▸ **What this task involves**: Can you give all the records again without altering a single character?

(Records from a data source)
────────────────

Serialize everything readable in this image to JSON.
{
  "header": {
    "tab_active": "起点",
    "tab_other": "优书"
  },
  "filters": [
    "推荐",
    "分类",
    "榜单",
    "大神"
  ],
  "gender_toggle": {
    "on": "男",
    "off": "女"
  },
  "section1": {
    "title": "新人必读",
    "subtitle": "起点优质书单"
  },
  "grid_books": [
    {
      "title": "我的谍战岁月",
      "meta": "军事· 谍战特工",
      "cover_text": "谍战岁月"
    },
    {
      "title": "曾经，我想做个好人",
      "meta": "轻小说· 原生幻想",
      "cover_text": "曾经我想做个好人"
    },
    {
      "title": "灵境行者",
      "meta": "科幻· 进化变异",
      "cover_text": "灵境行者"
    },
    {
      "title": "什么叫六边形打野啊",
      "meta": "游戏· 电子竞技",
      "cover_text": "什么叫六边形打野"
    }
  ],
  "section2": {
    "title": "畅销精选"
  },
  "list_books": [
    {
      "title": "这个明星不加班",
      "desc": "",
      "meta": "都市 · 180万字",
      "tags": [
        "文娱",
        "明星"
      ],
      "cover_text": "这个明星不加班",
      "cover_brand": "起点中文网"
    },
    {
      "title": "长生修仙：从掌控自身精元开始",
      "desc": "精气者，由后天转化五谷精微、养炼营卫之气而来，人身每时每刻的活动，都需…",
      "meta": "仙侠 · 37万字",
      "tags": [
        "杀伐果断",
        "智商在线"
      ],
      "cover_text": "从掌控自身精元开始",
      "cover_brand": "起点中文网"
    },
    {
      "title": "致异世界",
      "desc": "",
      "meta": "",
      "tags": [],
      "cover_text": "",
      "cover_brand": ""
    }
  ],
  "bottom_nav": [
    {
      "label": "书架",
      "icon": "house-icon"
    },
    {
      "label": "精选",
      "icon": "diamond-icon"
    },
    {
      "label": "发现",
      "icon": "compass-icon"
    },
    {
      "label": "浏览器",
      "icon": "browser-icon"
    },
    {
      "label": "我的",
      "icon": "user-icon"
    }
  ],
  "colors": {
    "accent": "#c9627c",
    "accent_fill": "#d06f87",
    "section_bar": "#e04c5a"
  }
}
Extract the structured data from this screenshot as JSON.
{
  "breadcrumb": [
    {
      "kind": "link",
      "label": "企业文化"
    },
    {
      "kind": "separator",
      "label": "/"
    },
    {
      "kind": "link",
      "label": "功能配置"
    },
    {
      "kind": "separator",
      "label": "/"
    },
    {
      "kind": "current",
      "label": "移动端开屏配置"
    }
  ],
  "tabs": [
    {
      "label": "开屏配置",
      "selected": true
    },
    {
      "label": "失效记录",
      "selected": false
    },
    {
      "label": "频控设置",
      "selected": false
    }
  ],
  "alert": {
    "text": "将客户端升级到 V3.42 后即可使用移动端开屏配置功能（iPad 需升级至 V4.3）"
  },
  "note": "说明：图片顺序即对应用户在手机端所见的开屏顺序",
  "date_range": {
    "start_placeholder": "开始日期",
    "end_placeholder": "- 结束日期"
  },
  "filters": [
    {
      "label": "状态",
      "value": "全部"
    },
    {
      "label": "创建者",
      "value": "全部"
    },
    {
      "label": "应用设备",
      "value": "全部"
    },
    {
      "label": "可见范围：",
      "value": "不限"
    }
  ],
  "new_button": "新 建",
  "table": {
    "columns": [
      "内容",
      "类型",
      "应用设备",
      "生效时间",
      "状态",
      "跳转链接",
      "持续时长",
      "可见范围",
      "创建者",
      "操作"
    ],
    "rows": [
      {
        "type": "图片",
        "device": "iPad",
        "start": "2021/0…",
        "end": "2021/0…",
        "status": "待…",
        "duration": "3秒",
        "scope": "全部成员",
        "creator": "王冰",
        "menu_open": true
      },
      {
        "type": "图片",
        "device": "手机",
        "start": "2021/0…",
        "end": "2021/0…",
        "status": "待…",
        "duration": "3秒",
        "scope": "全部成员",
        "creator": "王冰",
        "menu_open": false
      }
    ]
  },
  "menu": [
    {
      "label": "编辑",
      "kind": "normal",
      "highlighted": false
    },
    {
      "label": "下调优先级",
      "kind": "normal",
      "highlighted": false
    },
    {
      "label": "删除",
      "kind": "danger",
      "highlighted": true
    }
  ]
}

────────────────

▸ **Answer**:
Serialize everything readable in this image to JSON.
{
  "header": {
    "tab_active": "起点",
    "tab_other": "优书"
  },
  "filters": [
    "推荐",
    "分类",
    "榜单",
    "大神"
  ],
  "gender_toggle": {
    "on": "男",
    "off": "女"
  },
  "section1": {
    "title": "新人必读",
    "subtitle": "起点优质书单"
  },
  "grid_books": [
    {
      "title": "我的谍战岁月",
      "meta": "军事· 谍战特工",
      "cover_text": "谍战岁月"
    },
    {
      "title": "曾经，我想做个好人",
      "meta": "轻小说· 原生幻想",
      "cover_text": "曾经我想做个好人"
    },
    {
      "title": "灵境行者",
      "meta": "科幻· 进化变异",
      "cover_text": "灵境行者"
    },
    {
      "title": "什么叫六边形打野啊",
      "meta": "游戏· 电子竞技",
      "cover_text": "什么叫六边形打野"
    }
  ],
  "section2": {
    "title": "畅销精选"
  },
  "list_books": [
    {
      "title": "这个明星不加班",
      "desc": "",
      "meta": "都市 · 180万字",
      "tags": [
        "文娱",
        "明星"
      ],
      "cover_text": "这个明星不加班",
      "cover_brand": "起点中文网"
    },
    {
      "title": "长生修仙：从掌控自身精元开始",
      "desc": "精气者，由后天转化五谷精微、养炼营卫之气而来，人身每时每刻的活动，都需…",
      "meta": "仙侠 · 37万字",
      "tags": [
        "杀伐果断",
        "智商在线"
      ],
      "cover_text": "从掌控自身精元开始",
      "cover_brand": "起点中文网"
    },
    {
      "title": "致异世界",
      "desc": "",
      "meta": "",
      "tags": [],
      "cover_text": "",
      "cover_brand": ""
    }
  ],
  "bottom_nav": [
    {
      "label": "书架",
      "icon": "house-icon"
    },
    {
      "label": "精选",
      "icon": "diamond-icon"
    },
    {
      "label": "发现",
      "icon": "compass-icon"
    },
    {
      "label": "浏览器",
      "icon": "browser-icon"
    },
    {
      "label": "我的",
      "icon": "user-icon"
    }
  ],
  "colors": {
    "accent": "#c9627c",
    "accent_fill": "#d06f87",
    "section_bar": "#e04c5a"
  }
}
Extract the structured data from this screenshot as JSON.
{
  "breadcrumb": [
    {
      "kind": "link",
      "label": "企业文化"
    },
    {
      "kind": "separator",
      "label": "/"
    },
    {
      "kind": "link",
      "label": "功能配置"
    },
    {
      "kind": "separator",
      "label": "/"
    },
    {
      "kind": "current",
      "label": "移动端开屏配置"
    }
  ],
  "tabs": [
    {
      "label": "开屏配置",
      "selected": true
    },
    {
      "label": "失效记录",
      "selected": false
    },
    {
      "label": "频控设置",
      "selected": false
    }
  ],
  "alert": {
    "text": "将客户端升级到 V3.42 后即可使用移动端开屏配置功能（iPad 需升级至 V4.3）"
  },
  "note": "说明：图片顺序即对应用户在手机端所见的开屏顺序",
  "date_range": {
    "start_placeholder": "开始日期",
    "end_placeholder": "- 结束日期"
  },
  "filters": [
    {
      "label": "状态",
      "value": "全部"
    },
    {
      "label": "创建者",
      "value": "全部"
    },
    {
      "label": "应用设备",
      "value": "全部"
    },
    {
      "label": "可见范围：",
      "value": "不限"
    }
  ],
  "new_button": "新 建",
  "table": {
    "columns": [
      "内容",
      "类型",
      "应用设备",
      "生效时间",
      "状态",
      "跳转链接",
      "持续时长",
      "可见范围",
      "创建者",
      "操作"
    ],
    "rows": [
      {
        "type": "图片",
        "device": "iPad",
        "start": "2021/0…",
        "end": "2021/0…",
        "status": "待…",
        "duration": "3秒",
        "scope": "全部成员",
        "creator": "王冰",
        "menu_open": true
      },
      {
        "type": "图片",
        "device": "手机",
        "start": "2021/0…",
        "end": "2021/0…",
        "status": "待…",
        "duration": "3秒",
        "scope": "全部成员",
        "creator": "王冰",
        "menu_open": false
      }
    ]
  },
  "menu": [
    {
      "label": "编辑",
      "kind": "normal",
      "highlighted": false
    },
    {
      "label": "下调优先级",
      "kind": "normal",
      "highlighted": false
    },
    {
      "label": "删除",
      "kind": "danger",
      "highlighted": true
    }
  ]
}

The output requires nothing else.